> _Data_:
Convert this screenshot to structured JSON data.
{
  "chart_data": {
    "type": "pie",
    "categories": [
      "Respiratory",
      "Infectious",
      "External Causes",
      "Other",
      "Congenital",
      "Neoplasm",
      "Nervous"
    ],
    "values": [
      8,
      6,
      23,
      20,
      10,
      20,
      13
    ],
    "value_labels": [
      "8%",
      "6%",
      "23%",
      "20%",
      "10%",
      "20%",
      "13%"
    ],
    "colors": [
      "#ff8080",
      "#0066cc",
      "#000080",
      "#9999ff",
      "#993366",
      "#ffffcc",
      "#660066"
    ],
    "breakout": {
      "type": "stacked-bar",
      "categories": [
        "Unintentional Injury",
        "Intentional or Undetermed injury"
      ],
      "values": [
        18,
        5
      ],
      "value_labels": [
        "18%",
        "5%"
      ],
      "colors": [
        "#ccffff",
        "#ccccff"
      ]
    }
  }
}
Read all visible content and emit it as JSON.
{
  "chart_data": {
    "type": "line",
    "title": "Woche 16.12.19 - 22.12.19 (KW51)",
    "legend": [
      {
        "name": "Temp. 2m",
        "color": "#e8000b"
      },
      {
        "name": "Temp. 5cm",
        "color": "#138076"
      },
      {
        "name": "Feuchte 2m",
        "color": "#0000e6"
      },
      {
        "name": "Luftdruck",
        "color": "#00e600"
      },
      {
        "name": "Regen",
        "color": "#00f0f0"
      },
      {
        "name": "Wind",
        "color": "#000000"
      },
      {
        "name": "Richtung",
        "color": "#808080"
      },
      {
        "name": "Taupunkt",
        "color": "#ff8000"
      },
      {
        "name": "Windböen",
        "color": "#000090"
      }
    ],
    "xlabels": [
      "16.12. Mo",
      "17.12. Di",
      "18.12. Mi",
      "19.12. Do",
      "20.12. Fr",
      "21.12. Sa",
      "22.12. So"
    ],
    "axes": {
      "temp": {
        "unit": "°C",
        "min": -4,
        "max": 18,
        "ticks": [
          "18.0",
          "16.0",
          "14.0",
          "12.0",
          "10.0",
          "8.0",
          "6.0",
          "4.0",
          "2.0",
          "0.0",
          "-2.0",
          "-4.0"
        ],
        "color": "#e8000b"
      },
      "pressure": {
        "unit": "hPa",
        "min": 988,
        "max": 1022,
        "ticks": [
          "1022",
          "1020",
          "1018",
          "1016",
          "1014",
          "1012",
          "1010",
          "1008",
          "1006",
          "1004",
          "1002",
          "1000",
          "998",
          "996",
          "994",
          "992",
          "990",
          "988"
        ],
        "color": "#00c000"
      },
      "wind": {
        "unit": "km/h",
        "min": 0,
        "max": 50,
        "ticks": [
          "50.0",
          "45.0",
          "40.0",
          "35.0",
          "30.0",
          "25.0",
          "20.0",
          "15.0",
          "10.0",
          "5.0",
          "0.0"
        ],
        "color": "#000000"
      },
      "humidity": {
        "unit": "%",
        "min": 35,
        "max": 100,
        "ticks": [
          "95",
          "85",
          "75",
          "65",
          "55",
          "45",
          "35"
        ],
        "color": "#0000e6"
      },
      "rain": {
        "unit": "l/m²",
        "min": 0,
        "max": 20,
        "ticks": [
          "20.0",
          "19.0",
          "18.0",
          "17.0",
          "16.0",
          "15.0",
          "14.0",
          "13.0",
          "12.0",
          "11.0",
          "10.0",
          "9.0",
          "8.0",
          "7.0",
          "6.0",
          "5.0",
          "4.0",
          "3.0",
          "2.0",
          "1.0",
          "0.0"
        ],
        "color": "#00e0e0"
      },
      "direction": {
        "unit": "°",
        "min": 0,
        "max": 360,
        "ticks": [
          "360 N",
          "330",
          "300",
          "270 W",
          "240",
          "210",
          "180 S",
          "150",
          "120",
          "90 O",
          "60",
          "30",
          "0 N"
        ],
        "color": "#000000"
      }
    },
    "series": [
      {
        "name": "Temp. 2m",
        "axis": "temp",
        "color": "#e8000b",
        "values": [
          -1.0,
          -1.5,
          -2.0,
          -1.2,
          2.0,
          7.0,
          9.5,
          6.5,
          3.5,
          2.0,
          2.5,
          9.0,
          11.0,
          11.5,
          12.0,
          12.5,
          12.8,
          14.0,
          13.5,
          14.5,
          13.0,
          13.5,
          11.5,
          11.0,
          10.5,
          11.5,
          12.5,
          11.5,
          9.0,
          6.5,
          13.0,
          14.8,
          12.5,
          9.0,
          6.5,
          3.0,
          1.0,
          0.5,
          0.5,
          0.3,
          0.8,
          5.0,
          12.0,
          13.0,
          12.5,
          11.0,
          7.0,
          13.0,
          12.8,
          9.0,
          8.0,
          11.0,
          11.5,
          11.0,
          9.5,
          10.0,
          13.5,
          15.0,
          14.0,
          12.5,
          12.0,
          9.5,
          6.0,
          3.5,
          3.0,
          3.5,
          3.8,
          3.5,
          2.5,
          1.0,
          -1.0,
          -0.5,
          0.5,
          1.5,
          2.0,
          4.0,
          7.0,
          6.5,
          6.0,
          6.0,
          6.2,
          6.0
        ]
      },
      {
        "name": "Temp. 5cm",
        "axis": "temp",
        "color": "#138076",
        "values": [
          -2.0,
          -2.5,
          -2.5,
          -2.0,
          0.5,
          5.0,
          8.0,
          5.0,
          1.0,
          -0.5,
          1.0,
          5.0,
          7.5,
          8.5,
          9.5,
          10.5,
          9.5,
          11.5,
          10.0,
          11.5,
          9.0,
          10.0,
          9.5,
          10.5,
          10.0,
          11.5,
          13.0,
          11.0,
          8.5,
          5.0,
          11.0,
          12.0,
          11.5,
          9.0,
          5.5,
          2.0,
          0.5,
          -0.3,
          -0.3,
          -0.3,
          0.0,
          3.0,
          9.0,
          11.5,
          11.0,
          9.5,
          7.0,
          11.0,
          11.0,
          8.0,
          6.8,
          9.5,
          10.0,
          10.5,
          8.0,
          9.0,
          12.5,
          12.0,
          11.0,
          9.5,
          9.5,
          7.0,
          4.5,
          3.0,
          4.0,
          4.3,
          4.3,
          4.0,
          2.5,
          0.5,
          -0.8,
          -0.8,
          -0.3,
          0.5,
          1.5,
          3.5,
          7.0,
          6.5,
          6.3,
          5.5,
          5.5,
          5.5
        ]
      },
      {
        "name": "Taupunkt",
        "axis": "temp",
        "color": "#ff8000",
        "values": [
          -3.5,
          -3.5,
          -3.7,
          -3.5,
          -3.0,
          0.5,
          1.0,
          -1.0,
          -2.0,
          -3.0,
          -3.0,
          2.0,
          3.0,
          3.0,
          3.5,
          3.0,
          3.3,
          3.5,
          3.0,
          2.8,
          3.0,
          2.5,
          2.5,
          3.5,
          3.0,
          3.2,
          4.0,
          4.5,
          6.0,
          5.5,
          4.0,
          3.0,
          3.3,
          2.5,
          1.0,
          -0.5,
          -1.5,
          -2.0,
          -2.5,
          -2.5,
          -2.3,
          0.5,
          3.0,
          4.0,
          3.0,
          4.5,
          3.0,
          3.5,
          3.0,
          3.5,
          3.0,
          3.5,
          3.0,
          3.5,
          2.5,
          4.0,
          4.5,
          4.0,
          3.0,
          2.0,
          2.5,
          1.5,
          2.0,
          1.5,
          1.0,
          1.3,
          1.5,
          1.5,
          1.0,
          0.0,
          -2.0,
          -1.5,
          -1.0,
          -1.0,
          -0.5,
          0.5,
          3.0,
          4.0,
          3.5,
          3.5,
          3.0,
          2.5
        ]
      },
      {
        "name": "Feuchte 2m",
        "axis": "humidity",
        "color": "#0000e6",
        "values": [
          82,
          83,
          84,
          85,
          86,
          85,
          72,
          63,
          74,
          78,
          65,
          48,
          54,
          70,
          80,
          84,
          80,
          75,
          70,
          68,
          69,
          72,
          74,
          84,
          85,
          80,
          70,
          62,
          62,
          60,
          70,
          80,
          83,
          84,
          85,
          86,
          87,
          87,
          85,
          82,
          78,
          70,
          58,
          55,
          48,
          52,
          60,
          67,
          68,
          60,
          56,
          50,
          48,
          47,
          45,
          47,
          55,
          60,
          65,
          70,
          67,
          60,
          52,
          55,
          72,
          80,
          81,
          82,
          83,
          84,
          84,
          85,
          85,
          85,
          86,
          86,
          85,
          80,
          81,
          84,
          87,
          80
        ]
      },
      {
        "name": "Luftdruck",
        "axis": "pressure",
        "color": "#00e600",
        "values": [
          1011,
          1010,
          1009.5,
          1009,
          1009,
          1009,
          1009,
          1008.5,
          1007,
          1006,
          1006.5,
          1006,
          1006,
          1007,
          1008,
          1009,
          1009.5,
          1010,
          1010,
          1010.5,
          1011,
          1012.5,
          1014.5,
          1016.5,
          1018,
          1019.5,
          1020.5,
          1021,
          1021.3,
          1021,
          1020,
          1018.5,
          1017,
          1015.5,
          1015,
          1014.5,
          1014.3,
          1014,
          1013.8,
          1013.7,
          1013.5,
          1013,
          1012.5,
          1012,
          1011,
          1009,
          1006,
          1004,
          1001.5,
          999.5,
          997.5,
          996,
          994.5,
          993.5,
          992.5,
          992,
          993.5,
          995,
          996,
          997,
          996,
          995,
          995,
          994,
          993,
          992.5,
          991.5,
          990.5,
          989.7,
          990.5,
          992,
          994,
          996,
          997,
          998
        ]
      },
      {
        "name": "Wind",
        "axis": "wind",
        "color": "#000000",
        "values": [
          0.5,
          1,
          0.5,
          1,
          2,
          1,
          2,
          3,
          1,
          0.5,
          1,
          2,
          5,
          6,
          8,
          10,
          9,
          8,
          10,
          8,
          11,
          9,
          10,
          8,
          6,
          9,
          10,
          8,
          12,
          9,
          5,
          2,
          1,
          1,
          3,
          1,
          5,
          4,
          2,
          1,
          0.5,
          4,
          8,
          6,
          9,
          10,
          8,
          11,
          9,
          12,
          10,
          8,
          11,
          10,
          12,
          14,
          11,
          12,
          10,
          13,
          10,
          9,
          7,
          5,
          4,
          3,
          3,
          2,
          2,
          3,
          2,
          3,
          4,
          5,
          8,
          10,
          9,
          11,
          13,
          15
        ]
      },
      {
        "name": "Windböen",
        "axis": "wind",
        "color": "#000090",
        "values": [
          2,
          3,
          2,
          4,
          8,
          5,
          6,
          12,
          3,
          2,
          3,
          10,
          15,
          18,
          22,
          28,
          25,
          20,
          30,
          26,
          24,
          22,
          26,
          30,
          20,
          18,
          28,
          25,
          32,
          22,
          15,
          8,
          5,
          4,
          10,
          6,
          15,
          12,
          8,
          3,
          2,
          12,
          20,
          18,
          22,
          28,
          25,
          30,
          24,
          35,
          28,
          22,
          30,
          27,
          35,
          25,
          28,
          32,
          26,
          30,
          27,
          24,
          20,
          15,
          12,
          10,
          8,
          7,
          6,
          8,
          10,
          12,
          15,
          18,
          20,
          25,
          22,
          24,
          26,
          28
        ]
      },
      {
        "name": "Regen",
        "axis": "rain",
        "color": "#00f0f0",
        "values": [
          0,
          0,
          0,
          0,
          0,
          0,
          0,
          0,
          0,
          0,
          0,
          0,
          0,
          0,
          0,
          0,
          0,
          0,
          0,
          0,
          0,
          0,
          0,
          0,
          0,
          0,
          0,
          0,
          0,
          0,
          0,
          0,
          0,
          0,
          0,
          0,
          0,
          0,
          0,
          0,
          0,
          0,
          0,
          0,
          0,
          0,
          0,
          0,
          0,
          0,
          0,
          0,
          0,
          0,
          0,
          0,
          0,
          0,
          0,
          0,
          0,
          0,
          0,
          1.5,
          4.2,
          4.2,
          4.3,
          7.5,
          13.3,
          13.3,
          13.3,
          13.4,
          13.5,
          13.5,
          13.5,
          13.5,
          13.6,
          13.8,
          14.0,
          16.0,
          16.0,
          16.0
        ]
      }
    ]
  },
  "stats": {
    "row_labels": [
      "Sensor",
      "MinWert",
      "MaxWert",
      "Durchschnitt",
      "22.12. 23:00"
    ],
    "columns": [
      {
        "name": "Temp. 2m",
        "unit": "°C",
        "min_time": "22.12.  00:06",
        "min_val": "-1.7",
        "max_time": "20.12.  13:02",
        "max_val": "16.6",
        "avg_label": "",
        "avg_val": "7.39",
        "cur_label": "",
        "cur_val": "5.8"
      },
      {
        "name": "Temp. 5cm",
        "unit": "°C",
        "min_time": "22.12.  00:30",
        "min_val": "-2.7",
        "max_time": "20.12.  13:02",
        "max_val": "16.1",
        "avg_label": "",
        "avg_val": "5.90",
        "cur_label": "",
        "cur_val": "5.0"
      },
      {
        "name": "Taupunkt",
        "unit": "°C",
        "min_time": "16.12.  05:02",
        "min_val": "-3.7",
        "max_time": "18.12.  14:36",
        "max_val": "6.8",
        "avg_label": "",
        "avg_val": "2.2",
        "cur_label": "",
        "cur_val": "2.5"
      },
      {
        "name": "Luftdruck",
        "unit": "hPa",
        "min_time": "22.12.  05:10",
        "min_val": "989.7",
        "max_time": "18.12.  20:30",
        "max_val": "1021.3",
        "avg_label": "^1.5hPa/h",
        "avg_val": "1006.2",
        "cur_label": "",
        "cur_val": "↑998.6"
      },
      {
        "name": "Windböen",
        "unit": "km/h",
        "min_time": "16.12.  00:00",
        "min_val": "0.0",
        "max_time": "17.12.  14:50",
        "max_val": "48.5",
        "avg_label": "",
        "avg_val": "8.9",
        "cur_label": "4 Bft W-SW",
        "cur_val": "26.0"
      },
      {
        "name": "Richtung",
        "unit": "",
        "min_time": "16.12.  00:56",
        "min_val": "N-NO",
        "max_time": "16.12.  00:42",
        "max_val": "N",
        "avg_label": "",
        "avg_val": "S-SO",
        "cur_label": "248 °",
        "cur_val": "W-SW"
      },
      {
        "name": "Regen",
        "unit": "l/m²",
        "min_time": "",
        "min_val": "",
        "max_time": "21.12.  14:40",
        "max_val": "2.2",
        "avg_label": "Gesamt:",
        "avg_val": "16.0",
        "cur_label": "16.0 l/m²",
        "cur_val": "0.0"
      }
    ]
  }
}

> _Task_:
Go through the records line by line and count those containing the string "JSON". Give only the total.

> _Response to this task_:
2